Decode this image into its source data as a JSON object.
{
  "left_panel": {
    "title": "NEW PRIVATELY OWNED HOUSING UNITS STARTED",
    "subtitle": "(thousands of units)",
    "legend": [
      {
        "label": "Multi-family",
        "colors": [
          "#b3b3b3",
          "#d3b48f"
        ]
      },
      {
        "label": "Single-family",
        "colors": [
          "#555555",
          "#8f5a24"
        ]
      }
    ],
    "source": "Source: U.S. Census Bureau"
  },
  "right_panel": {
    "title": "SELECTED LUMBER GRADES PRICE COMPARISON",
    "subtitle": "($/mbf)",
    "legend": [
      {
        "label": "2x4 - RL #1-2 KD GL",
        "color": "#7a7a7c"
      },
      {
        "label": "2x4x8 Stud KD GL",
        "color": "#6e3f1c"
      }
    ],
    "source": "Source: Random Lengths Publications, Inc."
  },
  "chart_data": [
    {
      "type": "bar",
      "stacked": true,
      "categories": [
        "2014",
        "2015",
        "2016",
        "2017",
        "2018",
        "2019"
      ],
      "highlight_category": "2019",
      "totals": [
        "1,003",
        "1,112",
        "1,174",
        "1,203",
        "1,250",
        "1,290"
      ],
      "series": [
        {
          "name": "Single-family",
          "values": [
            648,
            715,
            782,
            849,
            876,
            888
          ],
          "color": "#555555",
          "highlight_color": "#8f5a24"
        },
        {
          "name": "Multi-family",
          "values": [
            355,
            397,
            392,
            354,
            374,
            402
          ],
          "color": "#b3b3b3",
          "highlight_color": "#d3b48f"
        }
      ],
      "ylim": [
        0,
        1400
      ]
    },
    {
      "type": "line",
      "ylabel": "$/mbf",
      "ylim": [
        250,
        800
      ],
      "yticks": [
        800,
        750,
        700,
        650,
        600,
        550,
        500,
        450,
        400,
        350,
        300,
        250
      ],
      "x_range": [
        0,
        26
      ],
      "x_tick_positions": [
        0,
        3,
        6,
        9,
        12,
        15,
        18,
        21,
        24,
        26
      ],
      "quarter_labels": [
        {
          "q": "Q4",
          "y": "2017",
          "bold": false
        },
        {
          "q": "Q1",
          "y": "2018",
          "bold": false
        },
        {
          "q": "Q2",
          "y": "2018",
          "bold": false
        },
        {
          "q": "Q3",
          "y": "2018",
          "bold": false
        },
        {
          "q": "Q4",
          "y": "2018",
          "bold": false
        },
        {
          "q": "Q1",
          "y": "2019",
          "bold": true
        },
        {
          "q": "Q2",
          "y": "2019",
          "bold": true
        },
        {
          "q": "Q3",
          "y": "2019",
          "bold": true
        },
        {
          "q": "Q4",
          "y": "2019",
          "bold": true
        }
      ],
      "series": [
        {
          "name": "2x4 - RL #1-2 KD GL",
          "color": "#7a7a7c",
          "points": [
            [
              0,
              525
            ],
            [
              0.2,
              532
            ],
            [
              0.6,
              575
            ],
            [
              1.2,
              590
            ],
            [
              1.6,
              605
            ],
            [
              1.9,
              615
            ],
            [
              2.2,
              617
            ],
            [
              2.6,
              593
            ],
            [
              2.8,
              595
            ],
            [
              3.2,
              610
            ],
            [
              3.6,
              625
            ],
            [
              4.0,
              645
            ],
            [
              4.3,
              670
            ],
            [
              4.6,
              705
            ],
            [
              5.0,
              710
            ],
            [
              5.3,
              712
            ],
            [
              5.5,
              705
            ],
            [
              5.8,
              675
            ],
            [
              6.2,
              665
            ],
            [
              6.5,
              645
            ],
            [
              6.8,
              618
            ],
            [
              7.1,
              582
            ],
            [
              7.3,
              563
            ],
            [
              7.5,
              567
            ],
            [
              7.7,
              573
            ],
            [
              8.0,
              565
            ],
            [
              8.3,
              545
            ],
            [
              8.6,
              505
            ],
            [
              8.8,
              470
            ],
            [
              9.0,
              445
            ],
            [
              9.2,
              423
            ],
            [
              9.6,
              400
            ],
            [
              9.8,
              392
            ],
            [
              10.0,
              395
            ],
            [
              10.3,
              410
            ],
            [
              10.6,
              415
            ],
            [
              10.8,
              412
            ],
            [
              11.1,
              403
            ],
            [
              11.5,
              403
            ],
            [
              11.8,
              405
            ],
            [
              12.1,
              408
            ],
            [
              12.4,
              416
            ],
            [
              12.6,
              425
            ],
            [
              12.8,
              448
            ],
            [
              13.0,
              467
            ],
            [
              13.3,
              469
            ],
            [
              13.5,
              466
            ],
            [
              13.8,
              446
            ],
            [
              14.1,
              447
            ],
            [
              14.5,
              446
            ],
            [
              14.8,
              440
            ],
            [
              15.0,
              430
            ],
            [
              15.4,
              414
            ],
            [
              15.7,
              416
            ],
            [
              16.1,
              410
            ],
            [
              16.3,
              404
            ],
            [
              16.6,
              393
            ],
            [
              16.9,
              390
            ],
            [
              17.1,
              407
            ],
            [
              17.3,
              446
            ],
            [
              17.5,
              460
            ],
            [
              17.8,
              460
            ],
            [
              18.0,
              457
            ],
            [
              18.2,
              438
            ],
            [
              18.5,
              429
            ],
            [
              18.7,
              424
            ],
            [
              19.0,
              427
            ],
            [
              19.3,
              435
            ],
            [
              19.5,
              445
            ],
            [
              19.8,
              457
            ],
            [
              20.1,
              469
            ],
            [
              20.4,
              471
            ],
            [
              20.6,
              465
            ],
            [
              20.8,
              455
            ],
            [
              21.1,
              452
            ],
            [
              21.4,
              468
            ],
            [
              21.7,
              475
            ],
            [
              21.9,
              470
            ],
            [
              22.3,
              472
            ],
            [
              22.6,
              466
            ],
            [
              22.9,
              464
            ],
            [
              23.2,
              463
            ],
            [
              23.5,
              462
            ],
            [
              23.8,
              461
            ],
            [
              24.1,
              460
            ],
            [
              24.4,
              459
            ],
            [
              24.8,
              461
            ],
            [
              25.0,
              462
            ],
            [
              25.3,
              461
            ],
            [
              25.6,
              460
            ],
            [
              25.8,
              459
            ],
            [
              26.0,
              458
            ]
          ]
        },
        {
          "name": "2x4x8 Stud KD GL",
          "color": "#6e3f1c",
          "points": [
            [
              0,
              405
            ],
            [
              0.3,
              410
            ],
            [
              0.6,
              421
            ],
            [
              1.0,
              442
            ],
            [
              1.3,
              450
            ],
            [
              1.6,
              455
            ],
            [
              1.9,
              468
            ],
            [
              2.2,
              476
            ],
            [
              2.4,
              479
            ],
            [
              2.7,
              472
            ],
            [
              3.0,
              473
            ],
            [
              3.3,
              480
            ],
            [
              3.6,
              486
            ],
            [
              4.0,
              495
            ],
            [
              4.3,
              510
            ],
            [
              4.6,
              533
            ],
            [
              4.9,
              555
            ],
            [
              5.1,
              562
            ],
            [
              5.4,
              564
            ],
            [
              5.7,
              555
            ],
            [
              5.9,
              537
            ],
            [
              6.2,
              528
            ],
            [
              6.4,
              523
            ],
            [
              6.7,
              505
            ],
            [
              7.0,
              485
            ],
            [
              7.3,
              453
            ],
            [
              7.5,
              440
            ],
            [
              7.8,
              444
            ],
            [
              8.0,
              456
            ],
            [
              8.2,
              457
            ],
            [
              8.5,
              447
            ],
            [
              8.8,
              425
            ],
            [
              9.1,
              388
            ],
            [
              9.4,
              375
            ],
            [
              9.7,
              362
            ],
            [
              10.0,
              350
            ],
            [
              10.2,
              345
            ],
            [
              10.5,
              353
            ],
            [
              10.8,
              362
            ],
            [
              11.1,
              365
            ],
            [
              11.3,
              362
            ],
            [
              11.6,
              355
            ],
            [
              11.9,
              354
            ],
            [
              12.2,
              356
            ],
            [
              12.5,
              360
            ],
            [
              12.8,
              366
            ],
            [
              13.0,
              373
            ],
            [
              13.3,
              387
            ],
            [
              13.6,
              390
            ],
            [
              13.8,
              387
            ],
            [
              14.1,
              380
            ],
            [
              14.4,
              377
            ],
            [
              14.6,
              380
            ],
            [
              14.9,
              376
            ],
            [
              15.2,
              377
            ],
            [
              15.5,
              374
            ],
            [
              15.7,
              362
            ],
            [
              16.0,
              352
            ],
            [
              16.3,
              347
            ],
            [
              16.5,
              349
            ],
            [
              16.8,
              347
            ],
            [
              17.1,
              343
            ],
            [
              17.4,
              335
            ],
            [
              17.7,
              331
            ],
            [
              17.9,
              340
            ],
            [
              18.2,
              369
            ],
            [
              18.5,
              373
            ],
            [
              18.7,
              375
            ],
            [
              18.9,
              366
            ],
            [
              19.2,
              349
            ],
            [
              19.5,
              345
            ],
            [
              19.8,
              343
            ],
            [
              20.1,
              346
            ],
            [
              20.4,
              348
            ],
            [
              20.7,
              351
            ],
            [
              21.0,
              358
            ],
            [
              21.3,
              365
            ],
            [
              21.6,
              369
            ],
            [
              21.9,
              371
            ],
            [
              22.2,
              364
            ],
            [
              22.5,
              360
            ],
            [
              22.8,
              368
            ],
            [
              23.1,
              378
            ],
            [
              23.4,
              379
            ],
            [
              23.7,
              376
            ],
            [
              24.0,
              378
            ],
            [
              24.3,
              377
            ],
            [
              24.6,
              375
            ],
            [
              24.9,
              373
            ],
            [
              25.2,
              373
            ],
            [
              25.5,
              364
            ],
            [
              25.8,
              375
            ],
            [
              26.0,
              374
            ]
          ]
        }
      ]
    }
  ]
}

----------

Point out every line holding the string "Single" and copy it.

*Result for this task*
        "label": "Single-family",
          "name": "Single-family",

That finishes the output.